Problem description:
Print the listing below in its entirety, character for character.

Provided material:
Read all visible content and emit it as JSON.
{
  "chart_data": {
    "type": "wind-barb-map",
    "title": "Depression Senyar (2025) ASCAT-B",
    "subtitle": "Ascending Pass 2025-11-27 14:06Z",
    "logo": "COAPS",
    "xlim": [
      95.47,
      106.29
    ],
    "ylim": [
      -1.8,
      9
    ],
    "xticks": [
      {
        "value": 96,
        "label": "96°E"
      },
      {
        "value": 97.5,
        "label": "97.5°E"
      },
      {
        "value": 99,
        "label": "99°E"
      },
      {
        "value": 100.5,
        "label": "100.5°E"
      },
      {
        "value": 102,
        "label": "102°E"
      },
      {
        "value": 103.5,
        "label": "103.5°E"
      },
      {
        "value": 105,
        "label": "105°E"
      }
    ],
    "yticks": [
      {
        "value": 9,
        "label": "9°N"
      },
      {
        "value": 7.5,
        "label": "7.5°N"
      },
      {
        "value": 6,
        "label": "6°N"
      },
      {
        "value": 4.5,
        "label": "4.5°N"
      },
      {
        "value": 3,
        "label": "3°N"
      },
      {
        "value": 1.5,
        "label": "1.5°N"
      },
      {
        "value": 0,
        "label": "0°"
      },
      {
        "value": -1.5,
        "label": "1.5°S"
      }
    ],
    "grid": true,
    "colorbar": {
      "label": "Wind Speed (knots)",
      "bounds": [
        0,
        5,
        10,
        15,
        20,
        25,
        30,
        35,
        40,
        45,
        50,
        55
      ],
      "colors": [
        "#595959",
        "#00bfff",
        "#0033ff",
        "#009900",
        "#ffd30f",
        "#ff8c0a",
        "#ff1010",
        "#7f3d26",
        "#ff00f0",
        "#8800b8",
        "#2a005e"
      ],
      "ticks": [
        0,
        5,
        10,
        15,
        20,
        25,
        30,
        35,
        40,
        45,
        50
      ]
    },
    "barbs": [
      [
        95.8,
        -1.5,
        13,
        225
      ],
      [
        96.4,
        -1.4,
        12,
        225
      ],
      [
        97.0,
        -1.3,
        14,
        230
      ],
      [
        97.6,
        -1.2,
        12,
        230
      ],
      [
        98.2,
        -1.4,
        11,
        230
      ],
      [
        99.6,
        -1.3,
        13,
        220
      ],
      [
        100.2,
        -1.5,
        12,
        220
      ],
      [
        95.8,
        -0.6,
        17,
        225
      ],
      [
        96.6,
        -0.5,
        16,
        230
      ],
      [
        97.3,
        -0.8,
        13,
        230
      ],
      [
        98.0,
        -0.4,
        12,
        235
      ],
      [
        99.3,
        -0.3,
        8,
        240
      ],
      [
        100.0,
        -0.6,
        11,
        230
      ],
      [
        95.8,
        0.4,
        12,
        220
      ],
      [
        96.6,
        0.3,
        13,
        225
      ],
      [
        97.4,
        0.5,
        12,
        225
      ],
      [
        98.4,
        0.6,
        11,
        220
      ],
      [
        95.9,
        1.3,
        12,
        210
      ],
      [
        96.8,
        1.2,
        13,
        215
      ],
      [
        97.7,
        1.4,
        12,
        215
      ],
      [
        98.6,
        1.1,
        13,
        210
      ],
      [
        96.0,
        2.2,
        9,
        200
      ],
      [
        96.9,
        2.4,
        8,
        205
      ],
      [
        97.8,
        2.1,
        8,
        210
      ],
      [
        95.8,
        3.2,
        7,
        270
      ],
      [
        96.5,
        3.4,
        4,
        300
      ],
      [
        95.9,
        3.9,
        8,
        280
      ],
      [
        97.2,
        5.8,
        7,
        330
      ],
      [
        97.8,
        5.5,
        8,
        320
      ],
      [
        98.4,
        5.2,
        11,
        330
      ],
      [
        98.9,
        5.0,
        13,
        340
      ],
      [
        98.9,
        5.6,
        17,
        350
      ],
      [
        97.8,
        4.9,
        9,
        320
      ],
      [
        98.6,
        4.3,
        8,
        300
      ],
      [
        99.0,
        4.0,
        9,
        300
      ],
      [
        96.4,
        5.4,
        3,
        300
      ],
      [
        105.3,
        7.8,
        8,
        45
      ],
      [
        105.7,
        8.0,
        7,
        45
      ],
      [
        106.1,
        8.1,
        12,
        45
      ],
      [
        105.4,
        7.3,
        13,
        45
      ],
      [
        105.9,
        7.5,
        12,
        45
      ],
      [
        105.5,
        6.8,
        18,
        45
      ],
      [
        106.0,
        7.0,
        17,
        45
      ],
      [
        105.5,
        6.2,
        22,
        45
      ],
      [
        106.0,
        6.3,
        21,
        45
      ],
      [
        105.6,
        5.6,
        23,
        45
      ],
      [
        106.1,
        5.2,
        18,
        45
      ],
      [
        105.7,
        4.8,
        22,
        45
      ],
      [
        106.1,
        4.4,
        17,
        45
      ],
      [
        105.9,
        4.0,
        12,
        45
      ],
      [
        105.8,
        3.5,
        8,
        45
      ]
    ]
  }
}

Exercise solution:
Read all visible content and emit it as JSON.
{
  "chart_data": {
    "type": "wind-barb-map",
    "title": "Depression Senyar (2025) ASCAT-B",
    "subtitle": "Ascending Pass 2025-11-27 14:06Z",
    "logo": "COAPS",
    "xlim": [
      95.47,
      106.29
    ],
    "ylim": [
      -1.8,
      9
    ],
    "xticks": [
      {
        "value": 96,
        "label": "96°E"
      },
      {
        "value": 97.5,
        "label": "97.5°E"
      },
      {
        "value": 99,
        "label": "99°E"
      },
      {
        "value": 100.5,
        "label": "100.5°E"
      },
      {
        "value": 102,
        "label": "102°E"
      },
      {
        "value": 103.5,
        "label": "103.5°E"
      },
      {
        "value": 105,
        "label": "105°E"
      }
    ],
    "yticks": [
      {
        "value": 9,
        "label": "9°N"
      },
      {
        "value": 7.5,
        "label": "7.5°N"
      },
      {
        "value": 6,
        "label": "6°N"
      },
      {
        "value": 4.5,
        "label": "4.5°N"
      },
      {
        "value": 3,
        "label": "3°N"
      },
      {
        "value": 1.5,
        "label": "1.5°N"
      },
      {
        "value": 0,
        "label": "0°"
      },
      {
        "value": -1.5,
        "label": "1.5°S"
      }
    ],
    "grid": true,
    "colorbar": {
      "label": "Wind Speed (knots)",
      "bounds": [
        0,
        5,
        10,
        15,
        20,
        25,
        30,
        35,
        40,
        45,
        50,
        55
      ],
      "colors": [
        "#595959",
        "#00bfff",
        "#0033ff",
        "#009900",
        "#ffd30f",
        "#ff8c0a",
        "#ff1010",
        "#7f3d26",
        "#ff00f0",
        "#8800b8",
        "#2a005e"
      ],
      "ticks": [
        0,
        5,
        10,
        15,
        20,
        25,
        30,
        35,
        40,
        45,
        50
      ]
    },
    "barbs": [
      [
        95.8,
        -1.5,
        13,
        225
      ],
      [
        96.4,
        -1.4,
        12,
        225
      ],
      [
        97.0,
        -1.3,
        14,
        230
      ],
      [
        97.6,
        -1.2,
        12,
        230
      ],
      [
        98.2,
        -1.4,
        11,
        230
      ],
      [
        99.6,
        -1.3,
        13,
        220
      ],
      [
        100.2,
        -1.5,
        12,
        220
      ],
      [
        95.8,
        -0.6,
        17,
        225
      ],
      [
        96.6,
        -0.5,
        16,
        230
      ],
      [
        97.3,
        -0.8,
        13,
        230
      ],
      [
        98.0,
        -0.4,
        12,
        235
      ],
      [
        99.3,
        -0.3,
        8,
        240
      ],
      [
        100.0,
        -0.6,
        11,
        230
      ],
      [
        95.8,
        0.4,
        12,
        220
      ],
      [
        96.6,
        0.3,
        13,
        225
      ],
      [
        97.4,
        0.5,
        12,
        225
      ],
      [
        98.4,
        0.6,
        11,
        220
      ],
      [
        95.9,
        1.3,
        12,
        210
      ],
      [
        96.8,
        1.2,
        13,
        215
      ],
      [
        97.7,
        1.4,
        12,
        215
      ],
      [
        98.6,
        1.1,
        13,
        210
      ],
      [
        96.0,
        2.2,
        9,
        200
      ],
      [
        96.9,
        2.4,
        8,
        205
      ],
      [
        97.8,
        2.1,
        8,
        210
      ],
      [
        95.8,
        3.2,
        7,
        270
      ],
      [
        96.5,
        3.4,
        4,
        300
      ],
      [
        95.9,
        3.9,
        8,
        280
      ],
      [
        97.2,
        5.8,
        7,
        330
      ],
      [
        97.8,
        5.5,
        8,
        320
      ],
      [
        98.4,
        5.2,
        11,
        330
      ],
      [
        98.9,
        5.0,
        13,
        340
      ],
      [
        98.9,
        5.6,
        17,
        350
      ],
      [
        97.8,
        4.9,
        9,
        320
      ],
      [
        98.6,
        4.3,
        8,
        300
      ],
      [
        99.0,
        4.0,
        9,
        300
      ],
      [
        96.4,
        5.4,
        3,
        300
      ],
      [
        105.3,
        7.8,
        8,
        45
      ],
      [
        105.7,
        8.0,
        7,
        45
      ],
      [
        106.1,
        8.1,
        12,
        45
      ],
      [
        105.4,
        7.3,
        13,
        45
      ],
      [
        105.9,
        7.5,
        12,
        45
      ],
      [
        105.5,
        6.8,
        18,
        45
      ],
      [
        106.0,
        7.0,
        17,
        45
      ],
      [
        105.5,
        6.2,
        22,
        45
      ],
      [
        106.0,
        6.3,
        21,
        45
      ],
      [
        105.6,
        5.6,
        23,
        45
      ],
      [
        106.1,
        5.2,
        18,
        45
      ],
      [
        105.7,
        4.8,
        22,
        45
      ],
      [
        106.1,
        4.4,
        17,
        45
      ],
      [
        105.9,
        4.0,
        12,
        45
      ],
      [
        105.8,
        3.5,
        8,
        45
      ]
    ]
  }
}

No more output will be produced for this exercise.